## [RECORDS FOR THE TASK]
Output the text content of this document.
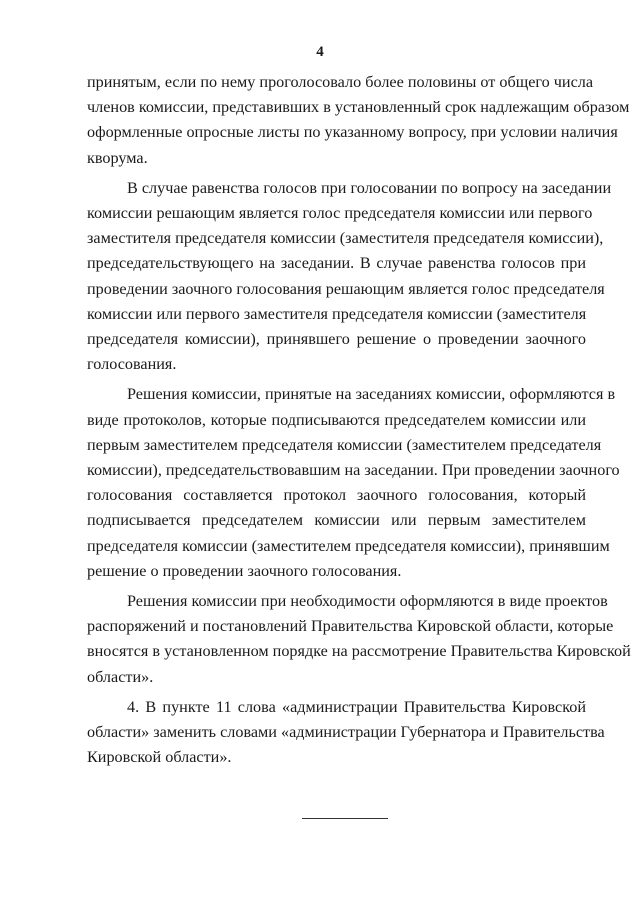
4
принятым, если по нему проголосовало более половины от общего числа
членов комиссии, представивших в установленный срок надлежащим образом
оформленные опросные листы по указанному вопросу, при условии наличия
кворума.
В случае равенства голосов при голосовании по вопросу на заседании
комиссии решающим является голос председателя комиссии или первого
заместителя председателя комиссии (заместителя председателя комиссии),
председательствующего на заседании. В случае равенства голосов при
проведении заочного голосования решающим является голос председателя
комиссии или первого заместителя председателя комиссии (заместителя
председателя комиссии), принявшего решение о проведении заочного
голосования.
Решения комиссии, принятые на заседаниях комиссии, оформляются в
виде протоколов, которые подписываются председателем комиссии или
первым заместителем председателя комиссии (заместителем председателя
комиссии), председательствовавшим на заседании. При проведении заочного
голосования составляется протокол заочного голосования, который
подписывается председателем комиссии или первым заместителем
председателя комиссии (заместителем председателя комиссии), принявшим
решение о проведении заочного голосования.
Решения комиссии при необходимости оформляются в виде проектов
распоряжений и постановлений Правительства Кировской области, которые
вносятся в установленном порядке на рассмотрение Правительства Кировской
области».
4. В пункте 11 слова «администрации Правительства Кировской
области» заменить словами «администрации Губернатора и Правительства
Кировской области».
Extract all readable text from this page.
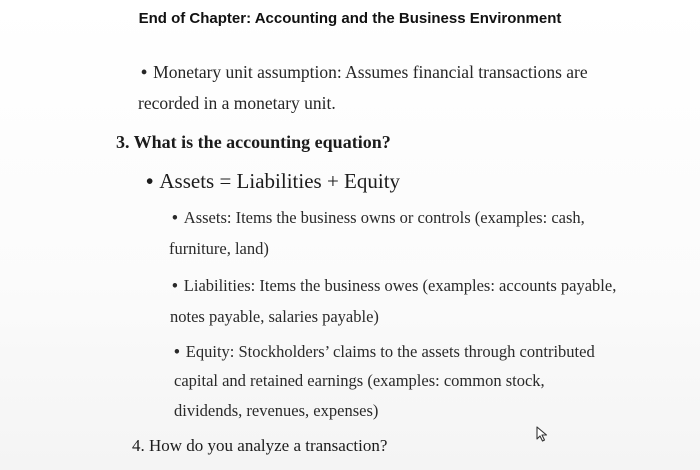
End of Chapter: Accounting and the Business Environment
• Monetary unit assumption: Assumes financial transactions are
recorded in a monetary unit.
3. What is the accounting equation?
• Assets = Liabilities + Equity
• Assets: Items the business owns or controls (examples: cash,
furniture, land)
• Liabilities: Items the business owes (examples: accounts payable,
notes payable, salaries payable)
• Equity: Stockholders’ claims to the assets through contributed
capital and retained earnings (examples: common stock,
dividends, revenues, expenses)
4. How do you analyze a transaction?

## [EXERCISE DETAILS]
Beginning with the line that holds "Extract all readable text from this page.", output each line to the end of the material above, exactly, omitting the pictures.

## [WRITTEN ANSWER]
Extract all readable text from this page.
End of Chapter: Accounting and the Business Environment
• Monetary unit assumption: Assumes financial transactions are
recorded in a monetary unit.
3. What is the accounting equation?
• Assets = Liabilities + Equity
• Assets: Items the business owns or controls (examples: cash,
furniture, land)
• Liabilities: Items the business owes (examples: accounts payable,
notes payable, salaries payable)
• Equity: Stockholders’ claims to the assets through contributed
capital and retained earnings (examples: common stock,
dividends, revenues, expenses)
4. How do you analyze a transaction?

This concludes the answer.